* TEXT:
• • • •
Because FADs “generally make fishing more efficient,” Mous said, the risk increases of fish stocks becoming overexploited “if appropriate management isn’t in place.”

Harvey cited a 2011 joint survey by the Indonesian Ministry of Maritime Affairs and Fisheries and the Australia Commonwealth Scientific and Industrial Research Organization. It found at least 3,858 FADs existed in Indonesian waters — likely an underestimation due to “significant data limitations,” Harvey said.

Guillermo Moreno, fisheries manager of the MDPI, went further.

“The numbers cannot be estimated as most are illegal and have been deployed secretly,” Moreno said.

Whatever the total, however, “it is probably a matter of density,” Mous said. “At low densities, FADs can help small-scale and industrial fishers to save fuel without affecting the ecology of the ocean, but at very high density these FADs may increase operational expenses while impairing the functioning of the ocean ecosystem.”
• • • •
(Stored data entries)
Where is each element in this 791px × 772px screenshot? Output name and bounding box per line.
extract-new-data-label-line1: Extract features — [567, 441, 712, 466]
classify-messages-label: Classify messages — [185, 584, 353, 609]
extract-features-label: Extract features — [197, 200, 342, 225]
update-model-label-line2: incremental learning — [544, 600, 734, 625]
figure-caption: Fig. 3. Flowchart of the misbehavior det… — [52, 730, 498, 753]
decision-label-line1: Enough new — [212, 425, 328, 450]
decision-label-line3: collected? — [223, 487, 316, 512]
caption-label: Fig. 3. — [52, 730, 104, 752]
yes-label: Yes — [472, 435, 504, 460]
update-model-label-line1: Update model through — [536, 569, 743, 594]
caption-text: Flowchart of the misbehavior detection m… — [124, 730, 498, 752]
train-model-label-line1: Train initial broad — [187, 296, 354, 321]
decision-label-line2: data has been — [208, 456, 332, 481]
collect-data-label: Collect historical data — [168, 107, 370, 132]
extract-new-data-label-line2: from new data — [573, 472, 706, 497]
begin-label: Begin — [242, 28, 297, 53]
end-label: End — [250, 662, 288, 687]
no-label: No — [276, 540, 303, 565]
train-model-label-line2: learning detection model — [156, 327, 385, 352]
• • • •
* WORK REQUEST 1:
In the text about FADs in Indonesia, how many FADs did the 2011 joint survey find in Indonesian waters?
* WORK REQUEST 2:
Extend the text about FADs in Indonesian waters past its last sentence.
These entries come from a different source than the text.

* RESPONSE 1:
At least 3,858.

* RESPONSE 2:
Proctor said Indonesian waters have a “high density of FADs.”

A meeting on FADs organized by The Nature Conservancy is scheduled to take place in Bali on Feb. 21, Mous said.

Moreno summed up the negative consequences of Indonesia’s FAD dynamic.

“FADs, like any other gear, need to be managed and the problem right now is that they are not,” Moreno said.

That lack of enforcement has resulted in “too high a catch of juvenile yellowfin and bigeye tuna, the construction of FADs using non-biodegradable materials, and illegal fishing,” Proctor said.

Harvey also noted that FADs could facilitate rapid stock depletion, and be a source of marine debris and pollution and a potential hazard to navigation and shipping.

Local fishers check a fish aggregating device in East Timor. Photo by Dave Mills for WorldFish/Flickr

FADs contributing to exhausting the populations of yellowfin and bigeye tuna is a concern among experts. The snag is fishermen’s hauls include too many juveniles of those species, robbing the creatures of the chance to mature and spawn.

A 2016 report co-authored by Proctor found that “a large proportion of the skipjack, yellowfin and bigeye tuna landed from the FAD-based fisheries” at two Indonesian ports “were juvenile fish.”

The two-year study examined Indonesian tuna fisheries that used anchored FADs.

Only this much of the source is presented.